- [Work to be completed]
Go over the entries below line by line, copying each one that contains the word "nFunds".

- [Material supplied]

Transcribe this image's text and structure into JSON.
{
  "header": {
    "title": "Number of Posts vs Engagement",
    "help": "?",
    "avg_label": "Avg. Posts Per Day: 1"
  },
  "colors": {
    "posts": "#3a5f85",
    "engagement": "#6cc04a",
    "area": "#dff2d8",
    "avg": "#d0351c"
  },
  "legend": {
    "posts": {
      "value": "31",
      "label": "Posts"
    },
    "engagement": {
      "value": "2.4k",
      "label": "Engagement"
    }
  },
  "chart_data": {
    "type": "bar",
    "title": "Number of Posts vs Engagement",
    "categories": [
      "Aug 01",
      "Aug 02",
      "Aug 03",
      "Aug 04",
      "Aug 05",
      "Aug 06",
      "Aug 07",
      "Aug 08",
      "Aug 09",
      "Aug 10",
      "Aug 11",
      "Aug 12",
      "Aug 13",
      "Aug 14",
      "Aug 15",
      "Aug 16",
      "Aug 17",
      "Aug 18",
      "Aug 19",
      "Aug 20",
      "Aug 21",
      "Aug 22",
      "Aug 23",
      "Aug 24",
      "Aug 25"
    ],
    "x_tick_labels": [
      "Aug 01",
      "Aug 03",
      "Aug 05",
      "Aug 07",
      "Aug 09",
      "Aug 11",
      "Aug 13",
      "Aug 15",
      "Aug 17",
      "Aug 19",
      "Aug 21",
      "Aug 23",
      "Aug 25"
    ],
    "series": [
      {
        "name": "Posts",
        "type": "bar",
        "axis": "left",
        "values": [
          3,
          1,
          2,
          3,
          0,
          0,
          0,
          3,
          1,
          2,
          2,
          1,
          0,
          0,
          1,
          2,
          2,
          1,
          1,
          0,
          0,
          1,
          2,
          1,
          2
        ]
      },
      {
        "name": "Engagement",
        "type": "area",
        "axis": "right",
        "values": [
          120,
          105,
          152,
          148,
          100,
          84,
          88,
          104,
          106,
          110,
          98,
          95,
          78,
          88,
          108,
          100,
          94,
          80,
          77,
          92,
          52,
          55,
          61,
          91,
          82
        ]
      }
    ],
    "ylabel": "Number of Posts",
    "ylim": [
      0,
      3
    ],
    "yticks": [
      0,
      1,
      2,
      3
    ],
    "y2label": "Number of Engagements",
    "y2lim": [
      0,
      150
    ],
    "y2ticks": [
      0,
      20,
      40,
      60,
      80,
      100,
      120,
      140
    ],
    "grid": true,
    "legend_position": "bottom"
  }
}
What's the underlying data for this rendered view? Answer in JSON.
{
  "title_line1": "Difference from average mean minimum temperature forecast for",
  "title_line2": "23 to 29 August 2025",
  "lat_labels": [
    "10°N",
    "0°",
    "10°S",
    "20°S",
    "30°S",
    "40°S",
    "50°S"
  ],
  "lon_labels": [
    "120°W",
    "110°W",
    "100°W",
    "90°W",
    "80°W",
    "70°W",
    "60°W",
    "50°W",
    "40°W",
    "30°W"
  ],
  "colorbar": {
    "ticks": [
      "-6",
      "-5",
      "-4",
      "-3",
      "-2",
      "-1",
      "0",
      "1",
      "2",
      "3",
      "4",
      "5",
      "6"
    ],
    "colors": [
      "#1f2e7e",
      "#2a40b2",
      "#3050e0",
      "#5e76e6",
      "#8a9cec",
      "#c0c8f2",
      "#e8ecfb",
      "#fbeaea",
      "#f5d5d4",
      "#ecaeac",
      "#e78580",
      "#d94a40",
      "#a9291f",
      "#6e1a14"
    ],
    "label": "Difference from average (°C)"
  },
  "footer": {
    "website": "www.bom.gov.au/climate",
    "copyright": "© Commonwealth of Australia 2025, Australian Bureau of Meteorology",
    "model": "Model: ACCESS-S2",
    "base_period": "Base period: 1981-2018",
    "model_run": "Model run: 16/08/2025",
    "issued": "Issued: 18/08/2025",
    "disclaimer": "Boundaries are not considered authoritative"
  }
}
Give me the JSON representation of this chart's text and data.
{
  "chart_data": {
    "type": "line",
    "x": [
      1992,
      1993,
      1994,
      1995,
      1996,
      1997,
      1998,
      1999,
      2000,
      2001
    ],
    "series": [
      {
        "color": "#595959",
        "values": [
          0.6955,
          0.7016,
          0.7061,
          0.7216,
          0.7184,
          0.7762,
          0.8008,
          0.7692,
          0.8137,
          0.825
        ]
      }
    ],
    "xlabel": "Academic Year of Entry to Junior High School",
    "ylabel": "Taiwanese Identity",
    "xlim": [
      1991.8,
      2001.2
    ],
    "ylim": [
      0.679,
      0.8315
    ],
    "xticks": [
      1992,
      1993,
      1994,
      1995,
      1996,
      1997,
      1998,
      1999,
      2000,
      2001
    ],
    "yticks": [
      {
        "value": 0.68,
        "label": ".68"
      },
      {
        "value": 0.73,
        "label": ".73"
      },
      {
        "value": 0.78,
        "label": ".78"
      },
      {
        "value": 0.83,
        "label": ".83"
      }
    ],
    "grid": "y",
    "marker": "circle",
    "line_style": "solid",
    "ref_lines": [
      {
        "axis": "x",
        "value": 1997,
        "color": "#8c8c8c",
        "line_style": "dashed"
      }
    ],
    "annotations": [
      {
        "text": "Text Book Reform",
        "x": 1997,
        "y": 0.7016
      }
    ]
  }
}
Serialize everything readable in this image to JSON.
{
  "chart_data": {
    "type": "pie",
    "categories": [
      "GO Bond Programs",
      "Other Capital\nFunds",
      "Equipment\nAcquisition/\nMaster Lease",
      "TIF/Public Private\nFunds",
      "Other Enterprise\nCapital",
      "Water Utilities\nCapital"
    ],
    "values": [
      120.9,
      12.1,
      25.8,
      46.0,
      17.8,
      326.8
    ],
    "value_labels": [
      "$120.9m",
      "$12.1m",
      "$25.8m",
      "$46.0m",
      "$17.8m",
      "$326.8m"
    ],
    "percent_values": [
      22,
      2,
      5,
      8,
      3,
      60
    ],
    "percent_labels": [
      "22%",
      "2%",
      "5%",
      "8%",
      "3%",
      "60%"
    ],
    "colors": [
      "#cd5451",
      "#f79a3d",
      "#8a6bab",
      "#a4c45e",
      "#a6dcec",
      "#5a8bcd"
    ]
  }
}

- [Expected output]
      "Other Capital\nFunds",
      "TIF/Public Private\nFunds",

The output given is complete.